-- start --

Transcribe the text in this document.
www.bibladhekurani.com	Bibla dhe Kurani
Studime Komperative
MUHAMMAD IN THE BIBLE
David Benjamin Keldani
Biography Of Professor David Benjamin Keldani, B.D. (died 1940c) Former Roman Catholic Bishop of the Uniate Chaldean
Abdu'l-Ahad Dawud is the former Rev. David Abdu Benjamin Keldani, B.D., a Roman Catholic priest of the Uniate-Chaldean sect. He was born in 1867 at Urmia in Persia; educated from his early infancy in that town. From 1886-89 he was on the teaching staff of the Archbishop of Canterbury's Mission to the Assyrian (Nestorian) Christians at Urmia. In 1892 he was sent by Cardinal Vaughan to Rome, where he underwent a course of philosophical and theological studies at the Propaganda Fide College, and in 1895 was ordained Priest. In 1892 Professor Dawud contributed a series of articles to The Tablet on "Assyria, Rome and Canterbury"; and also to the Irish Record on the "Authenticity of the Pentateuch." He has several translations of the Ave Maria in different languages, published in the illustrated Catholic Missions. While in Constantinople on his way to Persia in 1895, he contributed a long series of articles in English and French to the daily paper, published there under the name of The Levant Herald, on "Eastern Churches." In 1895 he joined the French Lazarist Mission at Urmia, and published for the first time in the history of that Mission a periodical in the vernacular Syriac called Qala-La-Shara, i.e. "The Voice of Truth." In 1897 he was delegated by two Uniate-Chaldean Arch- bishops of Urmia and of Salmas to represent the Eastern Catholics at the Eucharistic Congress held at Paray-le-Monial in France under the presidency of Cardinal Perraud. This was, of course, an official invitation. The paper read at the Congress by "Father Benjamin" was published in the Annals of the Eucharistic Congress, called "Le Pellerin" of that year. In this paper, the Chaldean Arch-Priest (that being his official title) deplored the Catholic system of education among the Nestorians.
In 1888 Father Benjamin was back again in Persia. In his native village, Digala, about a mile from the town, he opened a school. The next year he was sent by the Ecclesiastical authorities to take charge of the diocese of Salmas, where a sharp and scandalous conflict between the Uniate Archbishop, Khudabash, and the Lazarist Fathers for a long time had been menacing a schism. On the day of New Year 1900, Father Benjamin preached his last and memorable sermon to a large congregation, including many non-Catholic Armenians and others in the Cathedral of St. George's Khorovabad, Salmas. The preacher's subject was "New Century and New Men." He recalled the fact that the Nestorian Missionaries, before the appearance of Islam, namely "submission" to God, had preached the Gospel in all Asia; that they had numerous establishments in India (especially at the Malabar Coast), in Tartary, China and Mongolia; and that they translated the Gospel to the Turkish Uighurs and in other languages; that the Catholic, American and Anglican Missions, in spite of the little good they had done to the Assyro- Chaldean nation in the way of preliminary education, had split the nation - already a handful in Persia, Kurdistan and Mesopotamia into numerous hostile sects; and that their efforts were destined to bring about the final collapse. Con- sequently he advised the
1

-- end --

# [Exercise instructions]
Return all of the entries exactly as they were supplied.

# [Worked solution]
Transcribe the text in this document.
www.bibladhekurani.com	Bibla dhe Kurani
Studime Komperative
MUHAMMAD IN THE BIBLE
David Benjamin Keldani
Biography Of Professor David Benjamin Keldani, B.D. (died 1940c) Former Roman Catholic Bishop of the Uniate Chaldean
Abdu'l-Ahad Dawud is the former Rev. David Abdu Benjamin Keldani, B.D., a Roman Catholic priest of the Uniate-Chaldean sect. He was born in 1867 at Urmia in Persia; educated from his early infancy in that town. From 1886-89 he was on the teaching staff of the Archbishop of Canterbury's Mission to the Assyrian (Nestorian) Christians at Urmia. In 1892 he was sent by Cardinal Vaughan to Rome, where he underwent a course of philosophical and theological studies at the Propaganda Fide College, and in 1895 was ordained Priest. In 1892 Professor Dawud contributed a series of articles to The Tablet on "Assyria, Rome and Canterbury"; and also to the Irish Record on the "Authenticity of the Pentateuch." He has several translations of the Ave Maria in different languages, published in the illustrated Catholic Missions. While in Constantinople on his way to Persia in 1895, he contributed a long series of articles in English and French to the daily paper, published there under the name of The Levant Herald, on "Eastern Churches." In 1895 he joined the French Lazarist Mission at Urmia, and published for the first time in the history of that Mission a periodical in the vernacular Syriac called Qala-La-Shara, i.e. "The Voice of Truth." In 1897 he was delegated by two Uniate-Chaldean Arch- bishops of Urmia and of Salmas to represent the Eastern Catholics at the Eucharistic Congress held at Paray-le-Monial in France under the presidency of Cardinal Perraud. This was, of course, an official invitation. The paper read at the Congress by "Father Benjamin" was published in the Annals of the Eucharistic Congress, called "Le Pellerin" of that year. In this paper, the Chaldean Arch-Priest (that being his official title) deplored the Catholic system of education among the Nestorians.
In 1888 Father Benjamin was back again in Persia. In his native village, Digala, about a mile from the town, he opened a school. The next year he was sent by the Ecclesiastical authorities to take charge of the diocese of Salmas, where a sharp and scandalous conflict between the Uniate Archbishop, Khudabash, and the Lazarist Fathers for a long time had been menacing a schism. On the day of New Year 1900, Father Benjamin preached his last and memorable sermon to a large congregation, including many non-Catholic Armenians and others in the Cathedral of St. George's Khorovabad, Salmas. The preacher's subject was "New Century and New Men." He recalled the fact that the Nestorian Missionaries, before the appearance of Islam, namely "submission" to God, had preached the Gospel in all Asia; that they had numerous establishments in India (especially at the Malabar Coast), in Tartary, China and Mongolia; and that they translated the Gospel to the Turkish Uighurs and in other languages; that the Catholic, American and Anglican Missions, in spite of the little good they had done to the Assyro- Chaldean nation in the way of preliminary education, had split the nation - already a handful in Persia, Kurdistan and Mesopotamia into numerous hostile sects; and that their efforts were destined to bring about the final collapse. Con- sequently he advised the
1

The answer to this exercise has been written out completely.